* PROBLEM DESCRIPTION
Note each line that includes the word "average". Copy those lines.

Structured figure records

-*-*-

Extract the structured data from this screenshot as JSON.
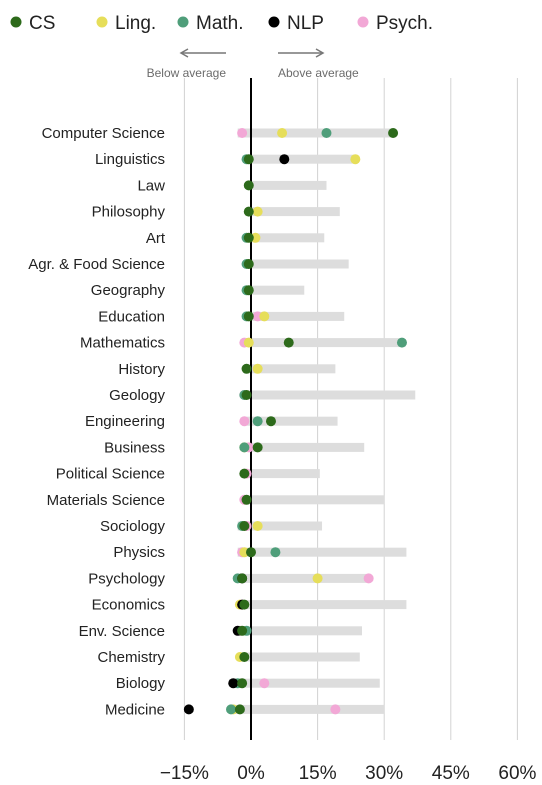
{
  "chart_data": {
    "type": "scatter",
    "x_axis": {
      "ticks": [
        -15,
        0,
        15,
        30,
        45,
        60
      ],
      "tick_labels": [
        "−15%",
        "0%",
        "15%",
        "30%",
        "45%",
        "60%"
      ],
      "xlim": [
        -20,
        60
      ]
    },
    "direction_labels": {
      "left": "Below average",
      "right": "Above average"
    },
    "colors": {
      "CS": "#2d6a1b",
      "Ling.": "#e6de5a",
      "Math.": "#4f9e7a",
      "NLP": "#000000",
      "Psych.": "#f2a8d6",
      "range_bar": "#dddddd",
      "zero_line": "#000000",
      "grid": "#d2d2d2"
    },
    "legend": [
      "CS",
      "Ling.",
      "Math.",
      "NLP",
      "Psych."
    ],
    "categories": [
      "Computer Science",
      "Linguistics",
      "Law",
      "Philosophy",
      "Art",
      "Agr. & Food Science",
      "Geography",
      "Education",
      "Mathematics",
      "History",
      "Geology",
      "Engineering",
      "Business",
      "Political Science",
      "Materials Science",
      "Sociology",
      "Physics",
      "Psychology",
      "Economics",
      "Env. Science",
      "Chemistry",
      "Biology",
      "Medicine"
    ],
    "range_bars": [
      [
        -3,
        32
      ],
      [
        -1,
        24
      ],
      [
        -1,
        17
      ],
      [
        -1,
        20
      ],
      [
        -1,
        16.5
      ],
      [
        -1,
        22
      ],
      [
        -1,
        12
      ],
      [
        -1,
        21
      ],
      [
        -2,
        34
      ],
      [
        -1,
        19
      ],
      [
        -1,
        37
      ],
      [
        -1,
        19.5
      ],
      [
        -2,
        25.5
      ],
      [
        -2,
        15.5
      ],
      [
        -2,
        30
      ],
      [
        -3,
        16
      ],
      [
        -3,
        35
      ],
      [
        -3,
        26
      ],
      [
        -3,
        35
      ],
      [
        -3,
        25
      ],
      [
        -3,
        24.5
      ],
      [
        -4,
        29
      ],
      [
        -5,
        30
      ]
    ],
    "series": [
      {
        "name": "CS",
        "values": [
          32,
          -0.5,
          -0.5,
          -0.5,
          -0.5,
          -0.5,
          -0.5,
          -0.5,
          8.5,
          -1,
          -1,
          4.5,
          1.5,
          -1.5,
          -1,
          -1.5,
          0,
          -2,
          -1.5,
          -2,
          -1.5,
          -2,
          -2.5
        ]
      },
      {
        "name": "Ling.",
        "values": [
          7,
          23.5,
          null,
          1.5,
          1,
          null,
          null,
          3,
          -0.5,
          1.5,
          null,
          null,
          -1.5,
          null,
          null,
          1.5,
          -1.5,
          15,
          -2.5,
          null,
          -2.5,
          null,
          -4
        ]
      },
      {
        "name": "Math.",
        "values": [
          17,
          -1,
          null,
          null,
          -1,
          -1,
          -1,
          -1,
          34,
          null,
          -1.5,
          1.5,
          -1.5,
          null,
          null,
          -2,
          5.5,
          -3,
          null,
          -1,
          null,
          -3,
          -4.5
        ]
      },
      {
        "name": "NLP",
        "values": [
          null,
          7.5,
          null,
          null,
          null,
          null,
          null,
          null,
          null,
          null,
          null,
          null,
          null,
          null,
          null,
          null,
          null,
          -2,
          -2,
          -3,
          null,
          -4,
          -14
        ]
      },
      {
        "name": "Psych.",
        "values": [
          -2,
          null,
          null,
          null,
          null,
          null,
          null,
          1.5,
          -1.5,
          null,
          -1.5,
          -1.5,
          -0.5,
          -1,
          -1.5,
          -1,
          -2,
          26.5,
          -2,
          -2.5,
          null,
          3,
          19
        ]
      }
    ]
  }
}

-*-*-

* OUTPUT FOR THIS TASK
      "left": "Below average",
      "right": "Above average"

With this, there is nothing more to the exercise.